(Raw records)
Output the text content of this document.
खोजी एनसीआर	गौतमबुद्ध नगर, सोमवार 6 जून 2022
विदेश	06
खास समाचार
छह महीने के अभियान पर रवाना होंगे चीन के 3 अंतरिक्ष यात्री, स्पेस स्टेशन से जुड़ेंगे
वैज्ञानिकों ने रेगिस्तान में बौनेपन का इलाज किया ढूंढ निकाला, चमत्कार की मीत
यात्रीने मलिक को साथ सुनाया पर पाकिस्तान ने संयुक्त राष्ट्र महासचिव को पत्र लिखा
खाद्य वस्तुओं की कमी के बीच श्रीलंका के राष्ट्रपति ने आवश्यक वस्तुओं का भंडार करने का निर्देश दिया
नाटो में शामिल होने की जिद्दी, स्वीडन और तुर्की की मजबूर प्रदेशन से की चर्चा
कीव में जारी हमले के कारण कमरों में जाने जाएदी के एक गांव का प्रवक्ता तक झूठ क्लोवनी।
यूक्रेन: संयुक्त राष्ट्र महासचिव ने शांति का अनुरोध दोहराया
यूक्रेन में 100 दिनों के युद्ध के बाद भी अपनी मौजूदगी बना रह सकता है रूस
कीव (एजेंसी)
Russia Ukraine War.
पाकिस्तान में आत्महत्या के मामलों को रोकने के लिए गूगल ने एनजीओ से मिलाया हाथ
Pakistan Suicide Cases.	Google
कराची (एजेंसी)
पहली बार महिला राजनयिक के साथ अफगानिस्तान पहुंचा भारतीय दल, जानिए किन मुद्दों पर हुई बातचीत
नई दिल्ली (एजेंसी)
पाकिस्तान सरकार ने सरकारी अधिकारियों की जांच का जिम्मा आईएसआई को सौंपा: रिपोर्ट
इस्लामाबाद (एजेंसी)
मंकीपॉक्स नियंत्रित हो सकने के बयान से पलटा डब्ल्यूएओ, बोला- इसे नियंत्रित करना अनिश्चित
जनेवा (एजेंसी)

• _Exercise requirements_
Repeat every entry exactly, please.

• _Exercise result_
Output the text content of this document.
खोजी एनसीआर	गौतमबुद्ध नगर, सोमवार 6 जून 2022
विदेश	06
खास समाचार
छह महीने के अभियान पर रवाना होंगे चीन के 3 अंतरिक्ष यात्री, स्पेस स्टेशन से जुड़ेंगे
वैज्ञानिकों ने रेगिस्तान में बौनेपन का इलाज किया ढूंढ निकाला, चमत्कार की मीत
यात्रीने मलिक को साथ सुनाया पर पाकिस्तान ने संयुक्त राष्ट्र महासचिव को पत्र लिखा
खाद्य वस्तुओं की कमी के बीच श्रीलंका के राष्ट्रपति ने आवश्यक वस्तुओं का भंडार करने का निर्देश दिया
नाटो में शामिल होने की जिद्दी, स्वीडन और तुर्की की मजबूर प्रदेशन से की चर्चा
कीव में जारी हमले के कारण कमरों में जाने जाएदी के एक गांव का प्रवक्ता तक झूठ क्लोवनी।
यूक्रेन: संयुक्त राष्ट्र महासचिव ने शांति का अनुरोध दोहराया
यूक्रेन में 100 दिनों के युद्ध के बाद भी अपनी मौजूदगी बना रह सकता है रूस
कीव (एजेंसी)
Russia Ukraine War.
पाकिस्तान में आत्महत्या के मामलों को रोकने के लिए गूगल ने एनजीओ से मिलाया हाथ
Pakistan Suicide Cases.	Google
कराची (एजेंसी)
पहली बार महिला राजनयिक के साथ अफगानिस्तान पहुंचा भारतीय दल, जानिए किन मुद्दों पर हुई बातचीत
नई दिल्ली (एजेंसी)
पाकिस्तान सरकार ने सरकारी अधिकारियों की जांच का जिम्मा आईएसआई को सौंपा: रिपोर्ट
इस्लामाबाद (एजेंसी)
मंकीपॉक्स नियंत्रित हो सकने के बयान से पलटा डब्ल्यूएओ, बोला- इसे नियंत्रित करना अनिश्चित
जनेवा (एजेंसी)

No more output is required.